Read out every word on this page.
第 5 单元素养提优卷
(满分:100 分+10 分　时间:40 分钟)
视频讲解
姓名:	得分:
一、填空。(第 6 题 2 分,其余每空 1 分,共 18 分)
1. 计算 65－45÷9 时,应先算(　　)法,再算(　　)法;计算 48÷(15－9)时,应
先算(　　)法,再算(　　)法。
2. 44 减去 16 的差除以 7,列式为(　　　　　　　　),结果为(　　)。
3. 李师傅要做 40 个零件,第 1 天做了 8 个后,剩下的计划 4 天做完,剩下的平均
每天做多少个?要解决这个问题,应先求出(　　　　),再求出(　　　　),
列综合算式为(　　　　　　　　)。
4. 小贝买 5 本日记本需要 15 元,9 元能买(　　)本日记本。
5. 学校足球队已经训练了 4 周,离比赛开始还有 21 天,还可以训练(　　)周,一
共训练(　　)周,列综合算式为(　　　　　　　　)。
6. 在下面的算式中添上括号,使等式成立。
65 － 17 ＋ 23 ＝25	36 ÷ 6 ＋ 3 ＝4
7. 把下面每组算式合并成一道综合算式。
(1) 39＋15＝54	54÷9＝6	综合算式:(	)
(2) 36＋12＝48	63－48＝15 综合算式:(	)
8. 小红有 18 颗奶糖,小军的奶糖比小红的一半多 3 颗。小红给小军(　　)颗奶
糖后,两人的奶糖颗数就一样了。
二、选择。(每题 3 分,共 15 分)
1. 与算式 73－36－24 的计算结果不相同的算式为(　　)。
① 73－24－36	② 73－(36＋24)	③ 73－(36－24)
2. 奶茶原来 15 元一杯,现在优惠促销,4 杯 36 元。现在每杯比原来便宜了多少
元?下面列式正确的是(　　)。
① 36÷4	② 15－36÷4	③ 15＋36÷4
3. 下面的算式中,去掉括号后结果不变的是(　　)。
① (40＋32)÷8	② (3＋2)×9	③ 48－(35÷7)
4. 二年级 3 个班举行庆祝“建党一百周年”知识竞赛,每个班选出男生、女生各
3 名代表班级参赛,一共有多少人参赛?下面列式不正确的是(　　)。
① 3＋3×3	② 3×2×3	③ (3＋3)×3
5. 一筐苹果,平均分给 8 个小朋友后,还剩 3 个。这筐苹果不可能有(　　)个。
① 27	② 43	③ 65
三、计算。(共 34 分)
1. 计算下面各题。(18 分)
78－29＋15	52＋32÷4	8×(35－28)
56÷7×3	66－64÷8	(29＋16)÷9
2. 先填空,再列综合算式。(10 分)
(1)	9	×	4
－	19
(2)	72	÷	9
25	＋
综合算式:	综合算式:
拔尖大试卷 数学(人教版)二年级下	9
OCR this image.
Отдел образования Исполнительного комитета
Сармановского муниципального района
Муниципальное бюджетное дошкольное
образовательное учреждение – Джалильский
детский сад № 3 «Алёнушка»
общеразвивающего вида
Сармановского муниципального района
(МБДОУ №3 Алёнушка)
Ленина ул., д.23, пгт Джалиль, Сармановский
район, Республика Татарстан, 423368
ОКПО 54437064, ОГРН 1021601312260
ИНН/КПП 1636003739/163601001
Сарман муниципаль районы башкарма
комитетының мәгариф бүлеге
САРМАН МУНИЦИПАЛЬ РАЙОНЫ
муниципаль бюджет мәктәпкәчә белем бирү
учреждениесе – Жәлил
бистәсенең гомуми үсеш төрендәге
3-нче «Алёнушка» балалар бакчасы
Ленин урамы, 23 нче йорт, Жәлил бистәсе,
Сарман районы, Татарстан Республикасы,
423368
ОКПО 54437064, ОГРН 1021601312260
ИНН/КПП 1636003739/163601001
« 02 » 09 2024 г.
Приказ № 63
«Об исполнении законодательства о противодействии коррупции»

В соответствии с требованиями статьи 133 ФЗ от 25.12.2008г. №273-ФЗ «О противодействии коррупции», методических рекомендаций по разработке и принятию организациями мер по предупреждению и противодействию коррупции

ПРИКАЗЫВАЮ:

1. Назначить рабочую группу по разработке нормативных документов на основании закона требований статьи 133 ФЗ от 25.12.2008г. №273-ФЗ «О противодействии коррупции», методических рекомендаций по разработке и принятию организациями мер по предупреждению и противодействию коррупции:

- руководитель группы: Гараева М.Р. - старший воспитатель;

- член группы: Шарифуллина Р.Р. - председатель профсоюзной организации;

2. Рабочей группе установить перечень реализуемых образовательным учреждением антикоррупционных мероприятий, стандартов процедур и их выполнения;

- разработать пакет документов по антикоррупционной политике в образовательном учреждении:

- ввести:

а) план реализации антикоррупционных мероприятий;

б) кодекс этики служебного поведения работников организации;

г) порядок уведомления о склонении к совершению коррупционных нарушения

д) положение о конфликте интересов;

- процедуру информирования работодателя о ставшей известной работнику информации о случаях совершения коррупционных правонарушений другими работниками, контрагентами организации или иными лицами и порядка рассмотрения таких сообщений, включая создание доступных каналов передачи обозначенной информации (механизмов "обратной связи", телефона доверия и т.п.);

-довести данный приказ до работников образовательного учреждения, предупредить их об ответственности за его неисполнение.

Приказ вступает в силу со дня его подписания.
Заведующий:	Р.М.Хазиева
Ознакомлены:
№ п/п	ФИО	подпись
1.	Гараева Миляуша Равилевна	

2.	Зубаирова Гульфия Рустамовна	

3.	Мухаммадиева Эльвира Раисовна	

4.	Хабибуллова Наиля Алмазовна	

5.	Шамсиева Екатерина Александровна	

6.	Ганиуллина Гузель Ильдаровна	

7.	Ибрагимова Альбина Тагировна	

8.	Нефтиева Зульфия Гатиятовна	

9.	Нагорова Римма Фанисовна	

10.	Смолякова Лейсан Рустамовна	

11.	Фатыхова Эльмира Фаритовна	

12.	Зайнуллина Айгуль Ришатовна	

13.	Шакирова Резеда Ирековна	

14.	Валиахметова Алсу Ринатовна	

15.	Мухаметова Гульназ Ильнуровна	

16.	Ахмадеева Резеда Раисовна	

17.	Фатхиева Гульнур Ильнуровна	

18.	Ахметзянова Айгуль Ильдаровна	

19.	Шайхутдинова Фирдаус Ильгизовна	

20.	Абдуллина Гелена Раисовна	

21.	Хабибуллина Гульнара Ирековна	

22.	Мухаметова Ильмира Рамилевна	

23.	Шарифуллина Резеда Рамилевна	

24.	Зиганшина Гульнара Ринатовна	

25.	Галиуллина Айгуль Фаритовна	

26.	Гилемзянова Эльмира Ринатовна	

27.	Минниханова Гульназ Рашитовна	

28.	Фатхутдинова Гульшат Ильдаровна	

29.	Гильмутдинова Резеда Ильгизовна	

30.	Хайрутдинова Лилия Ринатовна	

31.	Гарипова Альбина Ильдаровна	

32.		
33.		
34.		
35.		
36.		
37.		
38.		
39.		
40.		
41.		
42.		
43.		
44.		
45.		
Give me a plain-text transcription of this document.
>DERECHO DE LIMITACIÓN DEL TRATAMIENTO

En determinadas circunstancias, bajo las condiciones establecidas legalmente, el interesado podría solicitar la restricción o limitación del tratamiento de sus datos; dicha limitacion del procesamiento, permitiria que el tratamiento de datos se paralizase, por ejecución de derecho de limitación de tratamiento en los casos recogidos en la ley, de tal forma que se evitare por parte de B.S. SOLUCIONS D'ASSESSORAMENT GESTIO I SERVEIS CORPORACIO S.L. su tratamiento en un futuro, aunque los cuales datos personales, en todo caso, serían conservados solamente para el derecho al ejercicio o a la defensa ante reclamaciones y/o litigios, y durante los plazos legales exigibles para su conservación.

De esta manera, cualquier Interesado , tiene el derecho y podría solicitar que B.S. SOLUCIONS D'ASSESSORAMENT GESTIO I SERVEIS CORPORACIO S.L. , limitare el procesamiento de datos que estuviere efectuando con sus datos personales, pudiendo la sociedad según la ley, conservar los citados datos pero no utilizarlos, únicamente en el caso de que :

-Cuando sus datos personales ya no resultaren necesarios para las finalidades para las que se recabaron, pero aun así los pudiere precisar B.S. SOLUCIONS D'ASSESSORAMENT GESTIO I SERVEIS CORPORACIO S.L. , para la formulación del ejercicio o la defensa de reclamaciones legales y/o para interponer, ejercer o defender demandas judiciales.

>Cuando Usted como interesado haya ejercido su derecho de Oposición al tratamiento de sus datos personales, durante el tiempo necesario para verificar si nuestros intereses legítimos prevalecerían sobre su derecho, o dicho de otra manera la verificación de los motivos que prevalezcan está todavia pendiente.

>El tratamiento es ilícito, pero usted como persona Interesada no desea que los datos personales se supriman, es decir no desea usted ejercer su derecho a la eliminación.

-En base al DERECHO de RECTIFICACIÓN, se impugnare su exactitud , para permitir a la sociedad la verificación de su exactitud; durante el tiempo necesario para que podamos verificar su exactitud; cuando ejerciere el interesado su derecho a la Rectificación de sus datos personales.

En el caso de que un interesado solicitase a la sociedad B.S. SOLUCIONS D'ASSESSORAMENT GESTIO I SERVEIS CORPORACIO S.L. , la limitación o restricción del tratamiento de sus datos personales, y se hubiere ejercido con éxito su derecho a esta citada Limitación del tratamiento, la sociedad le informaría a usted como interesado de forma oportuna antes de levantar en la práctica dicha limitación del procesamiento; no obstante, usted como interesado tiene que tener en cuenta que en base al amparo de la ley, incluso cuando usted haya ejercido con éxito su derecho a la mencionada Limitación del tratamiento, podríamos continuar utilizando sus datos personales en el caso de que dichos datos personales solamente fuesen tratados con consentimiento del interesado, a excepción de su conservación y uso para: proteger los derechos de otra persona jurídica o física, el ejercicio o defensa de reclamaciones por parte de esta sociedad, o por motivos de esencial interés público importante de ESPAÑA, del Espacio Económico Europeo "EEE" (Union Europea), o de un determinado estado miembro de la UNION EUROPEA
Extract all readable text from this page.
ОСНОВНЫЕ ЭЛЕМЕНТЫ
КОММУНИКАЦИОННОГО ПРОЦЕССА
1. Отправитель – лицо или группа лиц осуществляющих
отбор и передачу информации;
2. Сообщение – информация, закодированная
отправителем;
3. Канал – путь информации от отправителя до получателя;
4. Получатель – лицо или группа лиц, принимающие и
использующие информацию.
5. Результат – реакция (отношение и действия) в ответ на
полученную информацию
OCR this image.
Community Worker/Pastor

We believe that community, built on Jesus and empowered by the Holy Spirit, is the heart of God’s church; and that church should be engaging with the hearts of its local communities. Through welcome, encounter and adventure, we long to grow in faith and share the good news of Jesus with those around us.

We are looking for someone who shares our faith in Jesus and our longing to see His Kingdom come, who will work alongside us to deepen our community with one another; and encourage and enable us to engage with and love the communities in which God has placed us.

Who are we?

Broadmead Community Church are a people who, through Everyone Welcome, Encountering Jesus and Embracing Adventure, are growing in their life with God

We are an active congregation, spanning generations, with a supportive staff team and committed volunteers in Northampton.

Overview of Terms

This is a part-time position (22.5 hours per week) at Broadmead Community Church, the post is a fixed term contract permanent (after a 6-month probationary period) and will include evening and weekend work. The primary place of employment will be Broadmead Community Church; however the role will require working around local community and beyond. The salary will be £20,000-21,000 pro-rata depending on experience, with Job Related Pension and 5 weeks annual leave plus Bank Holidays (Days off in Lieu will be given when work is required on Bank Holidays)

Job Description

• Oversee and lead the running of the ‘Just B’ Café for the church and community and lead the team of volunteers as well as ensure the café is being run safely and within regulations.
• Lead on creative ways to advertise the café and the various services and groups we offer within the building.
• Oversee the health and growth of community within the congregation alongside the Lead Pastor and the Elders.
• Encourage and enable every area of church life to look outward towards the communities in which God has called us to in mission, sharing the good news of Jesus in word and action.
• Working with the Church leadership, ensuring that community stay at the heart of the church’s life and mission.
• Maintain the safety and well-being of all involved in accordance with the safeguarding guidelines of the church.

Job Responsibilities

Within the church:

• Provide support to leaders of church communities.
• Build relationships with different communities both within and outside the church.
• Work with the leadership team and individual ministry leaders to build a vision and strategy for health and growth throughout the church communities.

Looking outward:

> [PROBLEM DESCRIPTION]: Extract each line from the entries above that contains the string "will".

> [EXERCISE OUTPUT]:
We are looking for someone who shares our faith in Jesus and our longing to see His Kingdom come, who will work alongside us to deepen our community with one another; and encourage and enable us to engage with and love the communities in which God has placed us.
This is a part-time position (22.5 hours per week) at Broadmead Community Church, the post is a fixed term contract permanent (after a 6-month probationary period) and will include evening and weekend work. The primary place of employment will be Broadmead Community Church; however the role will require working around local community and beyond. The salary will be £20,000-21,000 pro-rata depending on experience, with Job Related Pension and 5 weeks annual leave plus Bank Holidays (Days off in Lieu will be given when work is required on Bank Holidays)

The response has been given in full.